• _DATASET EXCERPTS_:

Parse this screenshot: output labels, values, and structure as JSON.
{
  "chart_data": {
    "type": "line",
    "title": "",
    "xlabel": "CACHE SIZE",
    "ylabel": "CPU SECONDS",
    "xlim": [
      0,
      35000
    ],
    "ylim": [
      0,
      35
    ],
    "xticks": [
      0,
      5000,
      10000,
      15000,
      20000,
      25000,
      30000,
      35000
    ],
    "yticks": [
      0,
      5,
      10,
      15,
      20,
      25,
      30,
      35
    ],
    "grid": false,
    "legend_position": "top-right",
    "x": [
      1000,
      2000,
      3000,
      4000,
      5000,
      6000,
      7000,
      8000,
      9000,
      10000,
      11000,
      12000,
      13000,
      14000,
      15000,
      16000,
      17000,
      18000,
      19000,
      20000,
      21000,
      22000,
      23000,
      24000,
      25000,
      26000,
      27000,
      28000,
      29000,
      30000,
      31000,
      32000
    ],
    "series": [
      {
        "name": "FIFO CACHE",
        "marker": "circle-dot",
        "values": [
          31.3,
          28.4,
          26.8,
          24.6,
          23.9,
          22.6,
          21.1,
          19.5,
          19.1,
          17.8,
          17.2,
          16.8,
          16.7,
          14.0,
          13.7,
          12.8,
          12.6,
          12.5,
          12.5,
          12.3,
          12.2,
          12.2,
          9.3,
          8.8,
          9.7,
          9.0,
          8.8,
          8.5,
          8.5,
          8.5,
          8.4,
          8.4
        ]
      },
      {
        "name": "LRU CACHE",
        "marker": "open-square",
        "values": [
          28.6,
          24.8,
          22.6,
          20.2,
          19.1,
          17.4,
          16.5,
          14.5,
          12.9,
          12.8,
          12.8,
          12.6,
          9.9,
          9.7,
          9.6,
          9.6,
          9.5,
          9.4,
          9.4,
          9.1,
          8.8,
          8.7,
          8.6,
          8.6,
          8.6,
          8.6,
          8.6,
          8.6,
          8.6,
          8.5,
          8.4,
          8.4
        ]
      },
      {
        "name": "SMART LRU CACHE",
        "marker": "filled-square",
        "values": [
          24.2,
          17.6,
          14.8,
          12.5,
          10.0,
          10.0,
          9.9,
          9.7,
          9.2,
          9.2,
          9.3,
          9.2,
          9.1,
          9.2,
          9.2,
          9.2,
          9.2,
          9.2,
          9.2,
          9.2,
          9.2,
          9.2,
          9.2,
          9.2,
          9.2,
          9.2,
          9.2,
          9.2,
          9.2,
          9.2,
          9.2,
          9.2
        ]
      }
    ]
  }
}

• _PROBLEM DESCRIPTION_: Extract every line of the records above that contains the word "name".

• _EXERCISE ANSWER_:
        "name": "FIFO CACHE",
        "name": "LRU CACHE",
        "name": "SMART LRU CACHE",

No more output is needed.